EXERCISE BRIEF
When you write out the records, keep every line exactly as it is.

Document page data
☆ ☆ ☆ ☆
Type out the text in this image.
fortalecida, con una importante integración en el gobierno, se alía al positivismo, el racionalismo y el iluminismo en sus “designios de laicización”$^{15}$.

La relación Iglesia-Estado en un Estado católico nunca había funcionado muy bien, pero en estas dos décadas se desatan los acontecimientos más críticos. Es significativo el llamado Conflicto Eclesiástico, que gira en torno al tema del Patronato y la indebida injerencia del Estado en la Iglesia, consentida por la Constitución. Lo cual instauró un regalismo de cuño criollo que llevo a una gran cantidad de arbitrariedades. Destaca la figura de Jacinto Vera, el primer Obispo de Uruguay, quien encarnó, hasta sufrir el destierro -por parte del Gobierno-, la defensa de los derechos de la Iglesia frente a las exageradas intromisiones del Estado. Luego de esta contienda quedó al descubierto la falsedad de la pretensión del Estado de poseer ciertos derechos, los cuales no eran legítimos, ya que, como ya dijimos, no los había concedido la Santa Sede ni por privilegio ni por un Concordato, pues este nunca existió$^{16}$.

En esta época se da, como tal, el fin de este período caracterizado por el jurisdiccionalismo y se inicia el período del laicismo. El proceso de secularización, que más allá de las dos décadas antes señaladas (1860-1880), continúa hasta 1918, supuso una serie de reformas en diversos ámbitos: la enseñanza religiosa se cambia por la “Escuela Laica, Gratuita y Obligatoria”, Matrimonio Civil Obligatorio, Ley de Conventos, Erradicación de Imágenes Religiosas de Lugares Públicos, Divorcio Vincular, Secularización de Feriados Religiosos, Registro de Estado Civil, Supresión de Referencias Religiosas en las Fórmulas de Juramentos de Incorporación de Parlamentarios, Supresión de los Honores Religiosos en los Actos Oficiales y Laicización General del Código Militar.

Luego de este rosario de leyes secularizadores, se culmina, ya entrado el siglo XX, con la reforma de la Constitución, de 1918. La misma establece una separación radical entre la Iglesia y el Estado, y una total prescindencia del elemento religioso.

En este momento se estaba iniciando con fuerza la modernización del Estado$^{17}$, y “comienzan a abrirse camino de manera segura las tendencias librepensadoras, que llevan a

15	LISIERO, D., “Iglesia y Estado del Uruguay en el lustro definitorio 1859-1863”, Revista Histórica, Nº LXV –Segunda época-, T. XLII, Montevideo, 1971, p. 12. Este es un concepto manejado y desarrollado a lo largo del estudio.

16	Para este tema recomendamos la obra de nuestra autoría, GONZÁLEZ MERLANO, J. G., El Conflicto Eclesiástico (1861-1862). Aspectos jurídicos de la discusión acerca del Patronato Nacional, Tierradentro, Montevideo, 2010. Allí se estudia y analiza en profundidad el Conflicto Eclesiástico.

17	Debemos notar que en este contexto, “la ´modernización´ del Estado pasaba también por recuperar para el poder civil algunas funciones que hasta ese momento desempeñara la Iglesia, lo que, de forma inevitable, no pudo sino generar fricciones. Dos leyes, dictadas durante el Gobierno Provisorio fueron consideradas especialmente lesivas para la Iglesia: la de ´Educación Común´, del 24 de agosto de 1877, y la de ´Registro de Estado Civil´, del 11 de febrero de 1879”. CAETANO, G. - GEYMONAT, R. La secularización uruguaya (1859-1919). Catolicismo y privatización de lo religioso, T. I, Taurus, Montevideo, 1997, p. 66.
☆ ☆ ☆ ☆
TASK ANSWER
Type out the text in this image.
fortalecida, con una importante integración en el gobierno, se alía al positivismo, el racionalismo y el iluminismo en sus “designios de laicización”$^{15}$.

La relación Iglesia-Estado en un Estado católico nunca había funcionado muy bien, pero en estas dos décadas se desatan los acontecimientos más críticos. Es significativo el llamado Conflicto Eclesiástico, que gira en torno al tema del Patronato y la indebida injerencia del Estado en la Iglesia, consentida por la Constitución. Lo cual instauró un regalismo de cuño criollo que llevo a una gran cantidad de arbitrariedades. Destaca la figura de Jacinto Vera, el primer Obispo de Uruguay, quien encarnó, hasta sufrir el destierro -por parte del Gobierno-, la defensa de los derechos de la Iglesia frente a las exageradas intromisiones del Estado. Luego de esta contienda quedó al descubierto la falsedad de la pretensión del Estado de poseer ciertos derechos, los cuales no eran legítimos, ya que, como ya dijimos, no los había concedido la Santa Sede ni por privilegio ni por un Concordato, pues este nunca existió$^{16}$.

En esta época se da, como tal, el fin de este período caracterizado por el jurisdiccionalismo y se inicia el período del laicismo. El proceso de secularización, que más allá de las dos décadas antes señaladas (1860-1880), continúa hasta 1918, supuso una serie de reformas en diversos ámbitos: la enseñanza religiosa se cambia por la “Escuela Laica, Gratuita y Obligatoria”, Matrimonio Civil Obligatorio, Ley de Conventos, Erradicación de Imágenes Religiosas de Lugares Públicos, Divorcio Vincular, Secularización de Feriados Religiosos, Registro de Estado Civil, Supresión de Referencias Religiosas en las Fórmulas de Juramentos de Incorporación de Parlamentarios, Supresión de los Honores Religiosos en los Actos Oficiales y Laicización General del Código Militar.

Luego de este rosario de leyes secularizadores, se culmina, ya entrado el siglo XX, con la reforma de la Constitución, de 1918. La misma establece una separación radical entre la Iglesia y el Estado, y una total prescindencia del elemento religioso.

En este momento se estaba iniciando con fuerza la modernización del Estado$^{17}$, y “comienzan a abrirse camino de manera segura las tendencias librepensadoras, que llevan a

15	LISIERO, D., “Iglesia y Estado del Uruguay en el lustro definitorio 1859-1863”, Revista Histórica, Nº LXV –Segunda época-, T. XLII, Montevideo, 1971, p. 12. Este es un concepto manejado y desarrollado a lo largo del estudio.

16	Para este tema recomendamos la obra de nuestra autoría, GONZÁLEZ MERLANO, J. G., El Conflicto Eclesiástico (1861-1862). Aspectos jurídicos de la discusión acerca del Patronato Nacional, Tierradentro, Montevideo, 2010. Allí se estudia y analiza en profundidad el Conflicto Eclesiástico.

17	Debemos notar que en este contexto, “la ´modernización´ del Estado pasaba también por recuperar para el poder civil algunas funciones que hasta ese momento desempeñara la Iglesia, lo que, de forma inevitable, no pudo sino generar fricciones. Dos leyes, dictadas durante el Gobierno Provisorio fueron consideradas especialmente lesivas para la Iglesia: la de ´Educación Común´, del 24 de agosto de 1877, y la de ´Registro de Estado Civil´, del 11 de febrero de 1879”. CAETANO, G. - GEYMONAT, R. La secularización uruguaya (1859-1919). Catolicismo y privatización de lo religioso, T. I, Taurus, Montevideo, 1997, p. 66.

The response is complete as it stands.